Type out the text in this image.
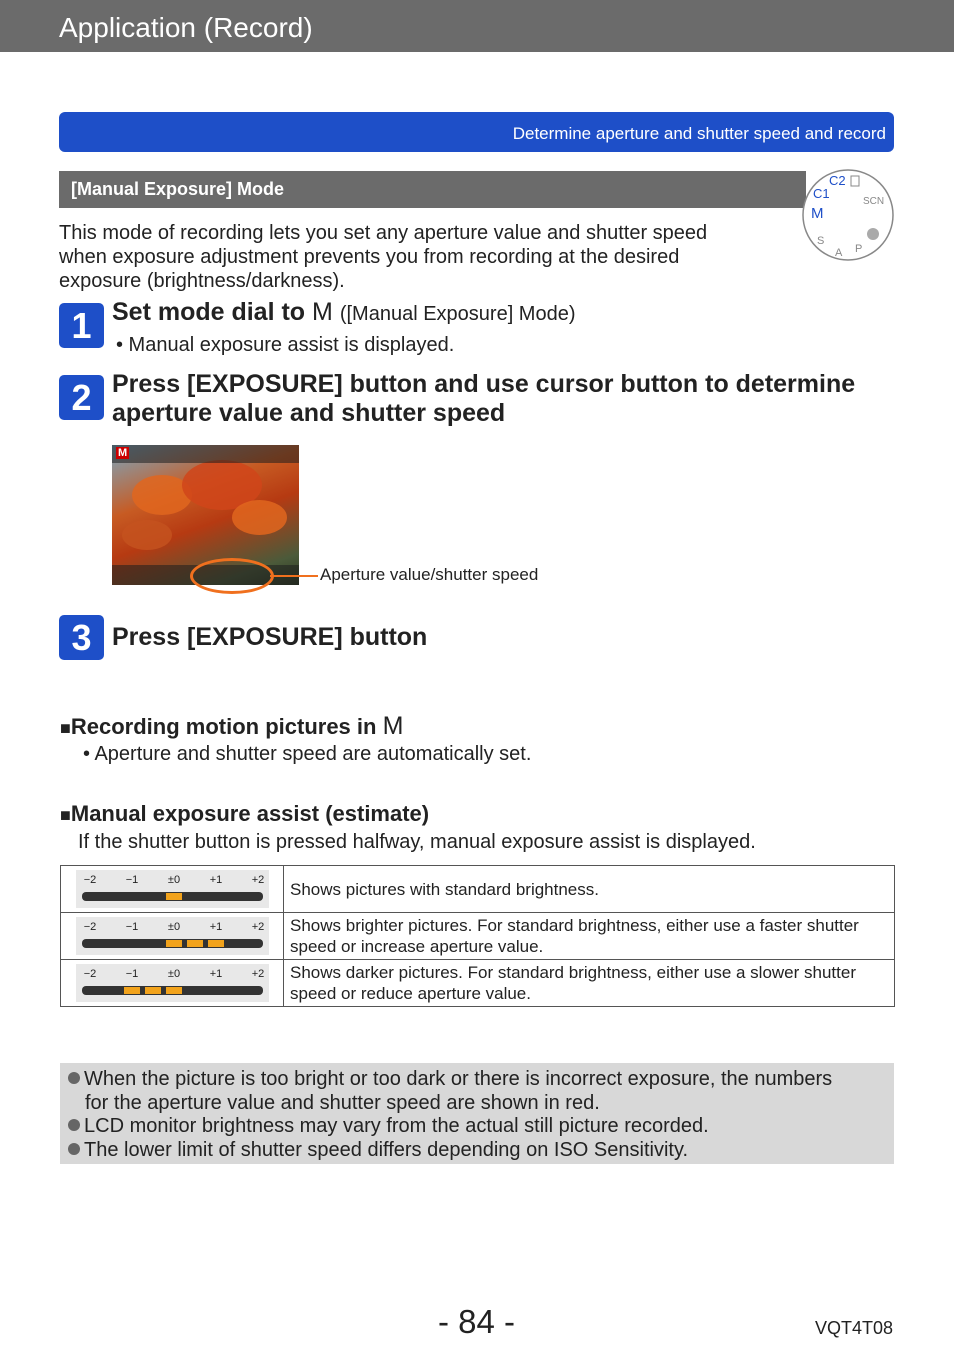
Application (Record)
Determine aperture and shutter speed and record
[Manual Exposure] Mode
M
C1
C2
SCN
P
A
S
This mode of recording lets you set any aperture value and shutter speed when exposure adjustment prevents you from recording at the desired exposure (brightness/darkness).
1 Set mode dial to M ([Manual Exposure] Mode)
• Manual exposure assist is displayed.
2 Press [EXPOSURE] button and use cursor button to determine
aperture value and shutter speed
M
Aperture value/shutter speed
3 Press [EXPOSURE] button
■Recording motion pictures in M
• Aperture and shutter speed are automatically set.
■Manual exposure assist (estimate)
If the shutter button is pressed halfway, manual exposure assist is displayed.
−2 −1 ±0 +1 +2	Shows pictures with standard brightness.

−2 −1 ±0 +1 +2	Shows brighter pictures. For standard brightness, either use a faster shutter speed or increase aperture value.

−2 −1 ±0 +1 +2	Shows darker pictures. For standard brightness, either use a slower shutter speed or reduce aperture value.
When the picture is too bright or too dark or there is incorrect exposure, the numbers
for the aperture value and shutter speed are shown in red.
LCD monitor brightness may vary from the actual still picture recorded.
The lower limit of shutter speed differs depending on ISO Sensitivity.
- 84 -	VQT4T08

***

◆ DIRECTIVE:
Return the listing above word for word, with the pictures removed.

◆ RESPONSE TO THE TASK:
Type out the text in this image.
Application (Record)
Determine aperture and shutter speed and record
[Manual Exposure] Mode
M
C1
C2
SCN
P
A
S
This mode of recording lets you set any aperture value and shutter speed when exposure adjustment prevents you from recording at the desired exposure (brightness/darkness).
1 Set mode dial to M ([Manual Exposure] Mode)
• Manual exposure assist is displayed.
2 Press [EXPOSURE] button and use cursor button to determine
aperture value and shutter speed
M
Aperture value/shutter speed
3 Press [EXPOSURE] button
■Recording motion pictures in M
• Aperture and shutter speed are automatically set.
■Manual exposure assist (estimate)
If the shutter button is pressed halfway, manual exposure assist is displayed.
−2 −1 ±0 +1 +2	Shows pictures with standard brightness.

−2 −1 ±0 +1 +2	Shows brighter pictures. For standard brightness, either use a faster shutter speed or increase aperture value.

−2 −1 ±0 +1 +2	Shows darker pictures. For standard brightness, either use a slower shutter speed or reduce aperture value.
When the picture is too bright or too dark or there is incorrect exposure, the numbers
for the aperture value and shutter speed are shown in red.
LCD monitor brightness may vary from the actual still picture recorded.
The lower limit of shutter speed differs depending on ISO Sensitivity.
- 84 -	VQT4T08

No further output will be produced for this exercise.